## PROMPT:
Reproduce the records from their start through the line containing "last-page-icon[interactable]: ▶| —", swapping "bounding boxes" for "coordinates" and leaving everything else unchanged. Give only those lines.
**** INPUT RECORDS ****
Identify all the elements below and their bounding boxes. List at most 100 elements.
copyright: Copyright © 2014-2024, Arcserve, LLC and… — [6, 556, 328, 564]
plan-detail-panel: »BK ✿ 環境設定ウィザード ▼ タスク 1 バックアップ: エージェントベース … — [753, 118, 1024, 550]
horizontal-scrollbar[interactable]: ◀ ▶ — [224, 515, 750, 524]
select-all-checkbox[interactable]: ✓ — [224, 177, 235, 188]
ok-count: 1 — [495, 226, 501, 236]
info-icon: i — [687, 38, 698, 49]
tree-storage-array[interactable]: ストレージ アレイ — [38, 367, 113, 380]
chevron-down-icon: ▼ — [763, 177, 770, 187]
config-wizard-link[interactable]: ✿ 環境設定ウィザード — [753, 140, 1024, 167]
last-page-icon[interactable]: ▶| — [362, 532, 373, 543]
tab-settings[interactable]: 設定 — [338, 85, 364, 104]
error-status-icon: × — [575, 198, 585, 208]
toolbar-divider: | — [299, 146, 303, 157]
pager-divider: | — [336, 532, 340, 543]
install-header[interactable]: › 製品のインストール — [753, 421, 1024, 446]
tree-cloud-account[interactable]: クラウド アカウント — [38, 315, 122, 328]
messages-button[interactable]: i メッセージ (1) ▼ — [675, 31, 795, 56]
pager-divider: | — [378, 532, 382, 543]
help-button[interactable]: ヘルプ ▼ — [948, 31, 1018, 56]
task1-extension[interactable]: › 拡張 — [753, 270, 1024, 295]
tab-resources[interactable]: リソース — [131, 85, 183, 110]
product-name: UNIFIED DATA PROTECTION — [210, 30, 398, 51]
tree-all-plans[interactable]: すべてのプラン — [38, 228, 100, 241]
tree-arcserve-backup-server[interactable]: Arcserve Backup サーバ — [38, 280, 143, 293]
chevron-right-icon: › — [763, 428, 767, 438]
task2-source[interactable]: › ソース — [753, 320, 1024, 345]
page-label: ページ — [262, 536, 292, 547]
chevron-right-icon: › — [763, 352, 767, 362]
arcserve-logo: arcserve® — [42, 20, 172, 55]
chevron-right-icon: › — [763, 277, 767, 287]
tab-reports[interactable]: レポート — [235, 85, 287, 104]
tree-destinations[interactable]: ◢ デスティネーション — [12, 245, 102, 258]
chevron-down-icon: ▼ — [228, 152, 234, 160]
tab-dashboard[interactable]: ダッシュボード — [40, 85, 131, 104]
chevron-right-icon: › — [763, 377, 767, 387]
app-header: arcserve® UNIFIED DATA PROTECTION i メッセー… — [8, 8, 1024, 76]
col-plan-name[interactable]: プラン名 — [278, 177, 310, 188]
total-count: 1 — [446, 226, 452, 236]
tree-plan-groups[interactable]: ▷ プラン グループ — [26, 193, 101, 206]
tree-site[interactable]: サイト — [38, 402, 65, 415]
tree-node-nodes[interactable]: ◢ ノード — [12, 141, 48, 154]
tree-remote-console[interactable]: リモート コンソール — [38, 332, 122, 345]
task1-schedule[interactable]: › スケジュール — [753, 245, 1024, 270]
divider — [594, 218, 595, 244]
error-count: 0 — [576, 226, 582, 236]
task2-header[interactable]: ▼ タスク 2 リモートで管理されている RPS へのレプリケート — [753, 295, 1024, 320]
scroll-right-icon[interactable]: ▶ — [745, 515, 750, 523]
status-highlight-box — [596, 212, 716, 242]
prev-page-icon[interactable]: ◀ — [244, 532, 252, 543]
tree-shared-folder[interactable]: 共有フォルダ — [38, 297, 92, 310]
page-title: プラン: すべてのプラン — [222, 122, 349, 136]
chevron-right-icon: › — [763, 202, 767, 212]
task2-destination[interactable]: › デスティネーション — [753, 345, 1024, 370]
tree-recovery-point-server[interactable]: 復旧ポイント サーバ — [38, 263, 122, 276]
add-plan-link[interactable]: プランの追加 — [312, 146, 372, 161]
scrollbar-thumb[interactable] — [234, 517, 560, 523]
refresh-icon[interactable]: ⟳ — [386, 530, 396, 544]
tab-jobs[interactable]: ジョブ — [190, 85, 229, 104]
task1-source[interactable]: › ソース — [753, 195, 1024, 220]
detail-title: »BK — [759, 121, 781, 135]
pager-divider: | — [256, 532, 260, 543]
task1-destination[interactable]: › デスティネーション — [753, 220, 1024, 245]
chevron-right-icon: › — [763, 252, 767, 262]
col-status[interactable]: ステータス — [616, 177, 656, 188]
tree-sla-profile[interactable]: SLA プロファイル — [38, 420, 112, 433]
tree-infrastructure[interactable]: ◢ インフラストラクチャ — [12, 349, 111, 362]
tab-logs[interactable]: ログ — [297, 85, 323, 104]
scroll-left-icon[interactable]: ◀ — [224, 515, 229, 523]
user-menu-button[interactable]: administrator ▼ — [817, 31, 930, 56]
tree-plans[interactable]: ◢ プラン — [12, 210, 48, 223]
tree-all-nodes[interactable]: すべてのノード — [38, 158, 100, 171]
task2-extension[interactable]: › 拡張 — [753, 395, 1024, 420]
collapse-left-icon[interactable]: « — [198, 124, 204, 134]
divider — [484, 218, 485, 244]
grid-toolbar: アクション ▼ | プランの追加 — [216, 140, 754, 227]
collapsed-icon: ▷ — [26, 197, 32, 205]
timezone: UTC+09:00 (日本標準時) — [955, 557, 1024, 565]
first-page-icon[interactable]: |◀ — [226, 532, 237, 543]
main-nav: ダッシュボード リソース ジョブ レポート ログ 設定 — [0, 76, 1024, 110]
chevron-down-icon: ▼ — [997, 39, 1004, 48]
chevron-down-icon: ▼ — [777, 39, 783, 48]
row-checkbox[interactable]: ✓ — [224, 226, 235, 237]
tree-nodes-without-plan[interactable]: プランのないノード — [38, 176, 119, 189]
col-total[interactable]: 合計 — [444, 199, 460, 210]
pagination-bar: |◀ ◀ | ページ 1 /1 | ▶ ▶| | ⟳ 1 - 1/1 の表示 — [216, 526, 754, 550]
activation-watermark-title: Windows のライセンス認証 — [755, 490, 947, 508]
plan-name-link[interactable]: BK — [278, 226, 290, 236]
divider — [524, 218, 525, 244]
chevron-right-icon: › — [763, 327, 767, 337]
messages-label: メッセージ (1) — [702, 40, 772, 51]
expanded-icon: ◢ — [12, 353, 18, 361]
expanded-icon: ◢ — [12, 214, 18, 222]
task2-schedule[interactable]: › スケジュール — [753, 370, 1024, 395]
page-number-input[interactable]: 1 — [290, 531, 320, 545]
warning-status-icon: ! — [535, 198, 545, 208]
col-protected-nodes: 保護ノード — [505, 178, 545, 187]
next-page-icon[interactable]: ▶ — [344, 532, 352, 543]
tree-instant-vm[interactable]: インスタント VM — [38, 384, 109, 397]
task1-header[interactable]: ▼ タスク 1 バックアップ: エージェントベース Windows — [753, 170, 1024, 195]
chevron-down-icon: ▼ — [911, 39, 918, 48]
****
## COMPLETE OUTPUT:
Identify all the elements below and their coordinates. List at most 100 elements.
copyright: Copyright © 2014-2024, Arcserve, LLC and… — [6, 556, 328, 564]
plan-detail-panel: »BK ✿ 環境設定ウィザード ▼ タスク 1 バックアップ: エージェントベース … — [753, 118, 1024, 550]
horizontal-scrollbar[interactable]: ◀ ▶ — [224, 515, 750, 524]
select-all-checkbox[interactable]: ✓ — [224, 177, 235, 188]
ok-count: 1 — [495, 226, 501, 236]
info-icon: i — [687, 38, 698, 49]
tree-storage-array[interactable]: ストレージ アレイ — [38, 367, 113, 380]
chevron-down-icon: ▼ — [763, 177, 770, 187]
config-wizard-link[interactable]: ✿ 環境設定ウィザード — [753, 140, 1024, 167]
last-page-icon[interactable]: ▶| — [362, 532, 373, 543]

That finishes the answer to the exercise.